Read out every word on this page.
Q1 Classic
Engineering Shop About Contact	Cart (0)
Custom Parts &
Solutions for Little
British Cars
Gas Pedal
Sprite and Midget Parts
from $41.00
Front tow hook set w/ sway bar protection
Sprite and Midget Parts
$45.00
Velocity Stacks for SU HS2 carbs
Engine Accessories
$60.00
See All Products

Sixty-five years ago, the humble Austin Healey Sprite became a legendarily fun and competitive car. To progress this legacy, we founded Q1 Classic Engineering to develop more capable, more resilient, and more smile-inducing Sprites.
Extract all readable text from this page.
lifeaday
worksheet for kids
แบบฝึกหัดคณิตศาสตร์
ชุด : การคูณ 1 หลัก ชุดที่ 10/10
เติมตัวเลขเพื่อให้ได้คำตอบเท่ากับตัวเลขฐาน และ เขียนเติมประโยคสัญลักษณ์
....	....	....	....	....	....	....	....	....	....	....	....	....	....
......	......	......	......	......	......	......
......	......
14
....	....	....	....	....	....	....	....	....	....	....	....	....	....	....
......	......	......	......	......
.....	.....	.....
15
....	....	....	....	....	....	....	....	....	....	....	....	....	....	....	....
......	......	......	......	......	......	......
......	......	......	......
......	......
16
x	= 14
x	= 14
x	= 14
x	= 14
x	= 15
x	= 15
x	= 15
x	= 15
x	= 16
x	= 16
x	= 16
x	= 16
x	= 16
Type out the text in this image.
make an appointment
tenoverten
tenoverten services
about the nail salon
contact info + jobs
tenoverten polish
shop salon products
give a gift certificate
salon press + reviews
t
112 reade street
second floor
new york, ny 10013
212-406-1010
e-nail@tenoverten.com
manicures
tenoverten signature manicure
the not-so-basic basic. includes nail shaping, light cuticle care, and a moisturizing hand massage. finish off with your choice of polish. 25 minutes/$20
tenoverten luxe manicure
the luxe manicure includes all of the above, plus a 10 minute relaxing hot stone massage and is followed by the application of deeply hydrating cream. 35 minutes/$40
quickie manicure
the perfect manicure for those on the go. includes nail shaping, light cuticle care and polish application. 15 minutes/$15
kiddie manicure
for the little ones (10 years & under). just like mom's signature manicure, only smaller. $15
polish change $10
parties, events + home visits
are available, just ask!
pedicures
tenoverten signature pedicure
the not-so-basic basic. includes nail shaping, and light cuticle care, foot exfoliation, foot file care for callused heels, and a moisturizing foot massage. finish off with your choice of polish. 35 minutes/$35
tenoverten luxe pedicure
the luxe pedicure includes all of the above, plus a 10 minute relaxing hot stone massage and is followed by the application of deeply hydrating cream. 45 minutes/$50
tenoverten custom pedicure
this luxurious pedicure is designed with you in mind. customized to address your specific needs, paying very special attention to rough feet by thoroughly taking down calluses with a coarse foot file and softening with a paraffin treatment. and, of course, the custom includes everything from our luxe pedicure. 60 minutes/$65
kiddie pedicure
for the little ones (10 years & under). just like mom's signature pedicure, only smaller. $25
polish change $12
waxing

_ _ _

SET TASK: Provide an exact reproduction of all the entries shown above.

WRITTEN RESPONSE:
Read out every word on this page.
Q1 Classic
Engineering Shop About Contact	Cart (0)
Custom Parts &
Solutions for Little
British Cars
Gas Pedal
Sprite and Midget Parts
from $41.00
Front tow hook set w/ sway bar protection
Sprite and Midget Parts
$45.00
Velocity Stacks for SU HS2 carbs
Engine Accessories
$60.00
See All Products

Sixty-five years ago, the humble Austin Healey Sprite became a legendarily fun and competitive car. To progress this legacy, we founded Q1 Classic Engineering to develop more capable, more resilient, and more smile-inducing Sprites.
Extract all readable text from this page.
lifeaday
worksheet for kids
แบบฝึกหัดคณิตศาสตร์
ชุด : การคูณ 1 หลัก ชุดที่ 10/10
เติมตัวเลขเพื่อให้ได้คำตอบเท่ากับตัวเลขฐาน และ เขียนเติมประโยคสัญลักษณ์
....	....	....	....	....	....	....	....	....	....	....	....	....	....
......	......	......	......	......	......	......
......	......
14
....	....	....	....	....	....	....	....	....	....	....	....	....	....	....
......	......	......	......	......
.....	.....	.....
15
....	....	....	....	....	....	....	....	....	....	....	....	....	....	....	....
......	......	......	......	......	......	......
......	......	......	......
......	......
16
x	= 14
x	= 14
x	= 14
x	= 14
x	= 15
x	= 15
x	= 15
x	= 15
x	= 16
x	= 16
x	= 16
x	= 16
x	= 16
Type out the text in this image.
make an appointment
tenoverten
tenoverten services
about the nail salon
contact info + jobs
tenoverten polish
shop salon products
give a gift certificate
salon press + reviews
t
112 reade street
second floor
new york, ny 10013
212-406-1010
e-nail@tenoverten.com
manicures
tenoverten signature manicure
the not-so-basic basic. includes nail shaping, light cuticle care, and a moisturizing hand massage. finish off with your choice of polish. 25 minutes/$20
tenoverten luxe manicure
the luxe manicure includes all of the above, plus a 10 minute relaxing hot stone massage and is followed by the application of deeply hydrating cream. 35 minutes/$40
quickie manicure
the perfect manicure for those on the go. includes nail shaping, light cuticle care and polish application. 15 minutes/$15
kiddie manicure
for the little ones (10 years & under). just like mom's signature manicure, only smaller. $15
polish change $10
parties, events + home visits
are available, just ask!
pedicures
tenoverten signature pedicure
the not-so-basic basic. includes nail shaping, and light cuticle care, foot exfoliation, foot file care for callused heels, and a moisturizing foot massage. finish off with your choice of polish. 35 minutes/$35
tenoverten luxe pedicure
the luxe pedicure includes all of the above, plus a 10 minute relaxing hot stone massage and is followed by the application of deeply hydrating cream. 45 minutes/$50
tenoverten custom pedicure
this luxurious pedicure is designed with you in mind. customized to address your specific needs, paying very special attention to rough feet by thoroughly taking down calluses with a coarse foot file and softening with a paraffin treatment. and, of course, the custom includes everything from our luxe pedicure. 60 minutes/$65
kiddie pedicure
for the little ones (10 years & under). just like mom's signature pedicure, only smaller. $25
polish change $12
waxing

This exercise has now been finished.